**RECORDED DATA:**

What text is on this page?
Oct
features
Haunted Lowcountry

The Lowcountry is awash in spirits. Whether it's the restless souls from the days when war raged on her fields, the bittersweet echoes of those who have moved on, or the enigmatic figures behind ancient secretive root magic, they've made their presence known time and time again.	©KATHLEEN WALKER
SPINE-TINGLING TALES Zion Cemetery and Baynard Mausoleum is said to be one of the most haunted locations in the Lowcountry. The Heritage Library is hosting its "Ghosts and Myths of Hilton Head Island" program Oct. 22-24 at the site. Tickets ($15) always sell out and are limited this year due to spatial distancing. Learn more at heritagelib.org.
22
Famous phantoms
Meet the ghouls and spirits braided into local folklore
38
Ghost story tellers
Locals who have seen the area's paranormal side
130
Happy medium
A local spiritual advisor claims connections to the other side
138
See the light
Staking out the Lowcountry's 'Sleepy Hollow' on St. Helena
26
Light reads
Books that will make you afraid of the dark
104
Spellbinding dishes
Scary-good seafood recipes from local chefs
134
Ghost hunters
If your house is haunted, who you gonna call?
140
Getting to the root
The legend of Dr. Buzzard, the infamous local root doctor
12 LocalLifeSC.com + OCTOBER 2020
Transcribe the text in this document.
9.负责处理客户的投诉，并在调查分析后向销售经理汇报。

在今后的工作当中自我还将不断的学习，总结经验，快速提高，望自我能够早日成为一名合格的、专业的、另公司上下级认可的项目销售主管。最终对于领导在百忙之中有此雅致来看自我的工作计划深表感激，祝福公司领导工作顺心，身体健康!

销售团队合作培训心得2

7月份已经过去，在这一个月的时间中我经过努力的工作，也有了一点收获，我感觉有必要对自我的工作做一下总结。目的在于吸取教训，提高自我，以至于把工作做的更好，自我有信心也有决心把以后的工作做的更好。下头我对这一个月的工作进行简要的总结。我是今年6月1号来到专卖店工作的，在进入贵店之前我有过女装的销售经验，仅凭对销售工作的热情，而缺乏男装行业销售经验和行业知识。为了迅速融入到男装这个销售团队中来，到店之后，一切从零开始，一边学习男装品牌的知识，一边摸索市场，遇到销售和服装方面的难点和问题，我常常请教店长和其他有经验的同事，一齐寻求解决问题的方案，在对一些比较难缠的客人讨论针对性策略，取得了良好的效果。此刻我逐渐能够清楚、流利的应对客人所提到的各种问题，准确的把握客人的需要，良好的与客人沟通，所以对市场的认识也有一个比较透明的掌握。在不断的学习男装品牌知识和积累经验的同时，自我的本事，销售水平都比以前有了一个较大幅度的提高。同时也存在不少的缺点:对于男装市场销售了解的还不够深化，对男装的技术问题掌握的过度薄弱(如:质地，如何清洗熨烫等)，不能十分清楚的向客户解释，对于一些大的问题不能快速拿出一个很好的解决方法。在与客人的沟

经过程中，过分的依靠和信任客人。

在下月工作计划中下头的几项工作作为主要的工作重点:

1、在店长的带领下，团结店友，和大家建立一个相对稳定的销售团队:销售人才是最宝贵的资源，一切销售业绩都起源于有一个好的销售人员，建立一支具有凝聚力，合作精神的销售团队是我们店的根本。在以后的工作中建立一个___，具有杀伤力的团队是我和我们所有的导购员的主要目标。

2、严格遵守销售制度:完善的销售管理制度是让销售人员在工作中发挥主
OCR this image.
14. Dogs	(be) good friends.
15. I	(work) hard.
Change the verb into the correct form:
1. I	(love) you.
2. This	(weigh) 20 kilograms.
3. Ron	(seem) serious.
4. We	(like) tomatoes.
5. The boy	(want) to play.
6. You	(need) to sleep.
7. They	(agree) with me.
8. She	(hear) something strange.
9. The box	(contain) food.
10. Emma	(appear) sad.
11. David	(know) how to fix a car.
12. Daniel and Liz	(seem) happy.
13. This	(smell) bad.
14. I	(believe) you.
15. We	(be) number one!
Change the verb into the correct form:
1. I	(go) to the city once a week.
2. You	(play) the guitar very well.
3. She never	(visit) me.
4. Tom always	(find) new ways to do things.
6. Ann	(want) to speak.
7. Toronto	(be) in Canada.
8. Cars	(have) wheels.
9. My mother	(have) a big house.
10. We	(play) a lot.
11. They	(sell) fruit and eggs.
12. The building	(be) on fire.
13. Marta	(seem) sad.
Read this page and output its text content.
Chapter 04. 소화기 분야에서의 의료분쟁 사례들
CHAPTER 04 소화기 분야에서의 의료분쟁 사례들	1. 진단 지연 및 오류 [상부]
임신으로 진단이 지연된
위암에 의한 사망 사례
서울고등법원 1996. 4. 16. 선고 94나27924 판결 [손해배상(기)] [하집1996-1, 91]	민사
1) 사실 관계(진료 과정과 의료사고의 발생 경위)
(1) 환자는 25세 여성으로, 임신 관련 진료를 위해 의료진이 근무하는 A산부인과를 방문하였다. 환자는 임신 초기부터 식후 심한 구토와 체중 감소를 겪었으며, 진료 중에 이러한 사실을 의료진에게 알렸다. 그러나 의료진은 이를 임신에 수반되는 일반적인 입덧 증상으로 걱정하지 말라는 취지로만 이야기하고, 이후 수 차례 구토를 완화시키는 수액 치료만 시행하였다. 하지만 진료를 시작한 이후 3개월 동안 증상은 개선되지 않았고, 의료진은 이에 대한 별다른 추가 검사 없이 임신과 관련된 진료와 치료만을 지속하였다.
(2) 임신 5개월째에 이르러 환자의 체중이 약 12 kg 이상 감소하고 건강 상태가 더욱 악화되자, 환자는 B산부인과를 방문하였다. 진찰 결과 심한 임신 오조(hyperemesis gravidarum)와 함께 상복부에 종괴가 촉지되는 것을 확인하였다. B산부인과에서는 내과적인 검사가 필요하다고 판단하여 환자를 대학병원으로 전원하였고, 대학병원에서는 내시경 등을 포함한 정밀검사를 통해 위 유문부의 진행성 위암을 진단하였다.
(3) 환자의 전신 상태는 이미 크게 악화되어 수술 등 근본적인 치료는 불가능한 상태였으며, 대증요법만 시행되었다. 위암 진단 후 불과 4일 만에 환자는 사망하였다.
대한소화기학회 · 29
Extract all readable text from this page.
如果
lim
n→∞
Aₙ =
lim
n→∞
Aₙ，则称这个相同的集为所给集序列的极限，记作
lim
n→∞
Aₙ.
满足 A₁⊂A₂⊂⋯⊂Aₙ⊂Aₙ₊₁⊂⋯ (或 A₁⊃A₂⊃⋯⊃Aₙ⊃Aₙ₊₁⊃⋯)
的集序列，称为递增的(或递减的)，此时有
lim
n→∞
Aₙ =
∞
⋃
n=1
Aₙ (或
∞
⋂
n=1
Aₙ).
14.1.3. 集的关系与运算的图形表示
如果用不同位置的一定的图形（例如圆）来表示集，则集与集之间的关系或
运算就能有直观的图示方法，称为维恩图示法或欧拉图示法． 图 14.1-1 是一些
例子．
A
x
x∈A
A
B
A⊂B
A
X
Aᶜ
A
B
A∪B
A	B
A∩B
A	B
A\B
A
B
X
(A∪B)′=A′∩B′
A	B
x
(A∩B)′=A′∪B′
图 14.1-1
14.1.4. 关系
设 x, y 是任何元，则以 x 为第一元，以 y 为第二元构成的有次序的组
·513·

**REQUEST:** Reproduce exactly the lines from the one with "Read this page and output its text content." through the end of the entries above, both ends included.

**SOLUTION TO THE PROBLEM:**
Read this page and output its text content.
Chapter 04. 소화기 분야에서의 의료분쟁 사례들
CHAPTER 04 소화기 분야에서의 의료분쟁 사례들	1. 진단 지연 및 오류 [상부]
임신으로 진단이 지연된
위암에 의한 사망 사례
서울고등법원 1996. 4. 16. 선고 94나27924 판결 [손해배상(기)] [하집1996-1, 91]	민사
1) 사실 관계(진료 과정과 의료사고의 발생 경위)
(1) 환자는 25세 여성으로, 임신 관련 진료를 위해 의료진이 근무하는 A산부인과를 방문하였다. 환자는 임신 초기부터 식후 심한 구토와 체중 감소를 겪었으며, 진료 중에 이러한 사실을 의료진에게 알렸다. 그러나 의료진은 이를 임신에 수반되는 일반적인 입덧 증상으로 걱정하지 말라는 취지로만 이야기하고, 이후 수 차례 구토를 완화시키는 수액 치료만 시행하였다. 하지만 진료를 시작한 이후 3개월 동안 증상은 개선되지 않았고, 의료진은 이에 대한 별다른 추가 검사 없이 임신과 관련된 진료와 치료만을 지속하였다.
(2) 임신 5개월째에 이르러 환자의 체중이 약 12 kg 이상 감소하고 건강 상태가 더욱 악화되자, 환자는 B산부인과를 방문하였다. 진찰 결과 심한 임신 오조(hyperemesis gravidarum)와 함께 상복부에 종괴가 촉지되는 것을 확인하였다. B산부인과에서는 내과적인 검사가 필요하다고 판단하여 환자를 대학병원으로 전원하였고, 대학병원에서는 내시경 등을 포함한 정밀검사를 통해 위 유문부의 진행성 위암을 진단하였다.
(3) 환자의 전신 상태는 이미 크게 악화되어 수술 등 근본적인 치료는 불가능한 상태였으며, 대증요법만 시행되었다. 위암 진단 후 불과 4일 만에 환자는 사망하였다.
대한소화기학회 · 29
Extract all readable text from this page.
如果
lim
n→∞
Aₙ =
lim
n→∞
Aₙ，则称这个相同的集为所给集序列的极限，记作
lim
n→∞
Aₙ.
满足 A₁⊂A₂⊂⋯⊂Aₙ⊂Aₙ₊₁⊂⋯ (或 A₁⊃A₂⊃⋯⊃Aₙ⊃Aₙ₊₁⊃⋯)
的集序列，称为递增的(或递减的)，此时有
lim
n→∞
Aₙ =
∞
⋃
n=1
Aₙ (或
∞
⋂
n=1
Aₙ).
14.1.3. 集的关系与运算的图形表示
如果用不同位置的一定的图形（例如圆）来表示集，则集与集之间的关系或
运算就能有直观的图示方法，称为维恩图示法或欧拉图示法． 图 14.1-1 是一些
例子．
A
x
x∈A
A
B
A⊂B
A
X
Aᶜ
A
B
A∪B
A	B
A∩B
A	B
A\B
A
B
X
(A∪B)′=A′∩B′
A	B
x
(A∩B)′=A′∪B′
图 14.1-1
14.1.4. 关系
设 x, y 是任何元，则以 x 为第一元，以 y 为第二元构成的有次序的组
·513·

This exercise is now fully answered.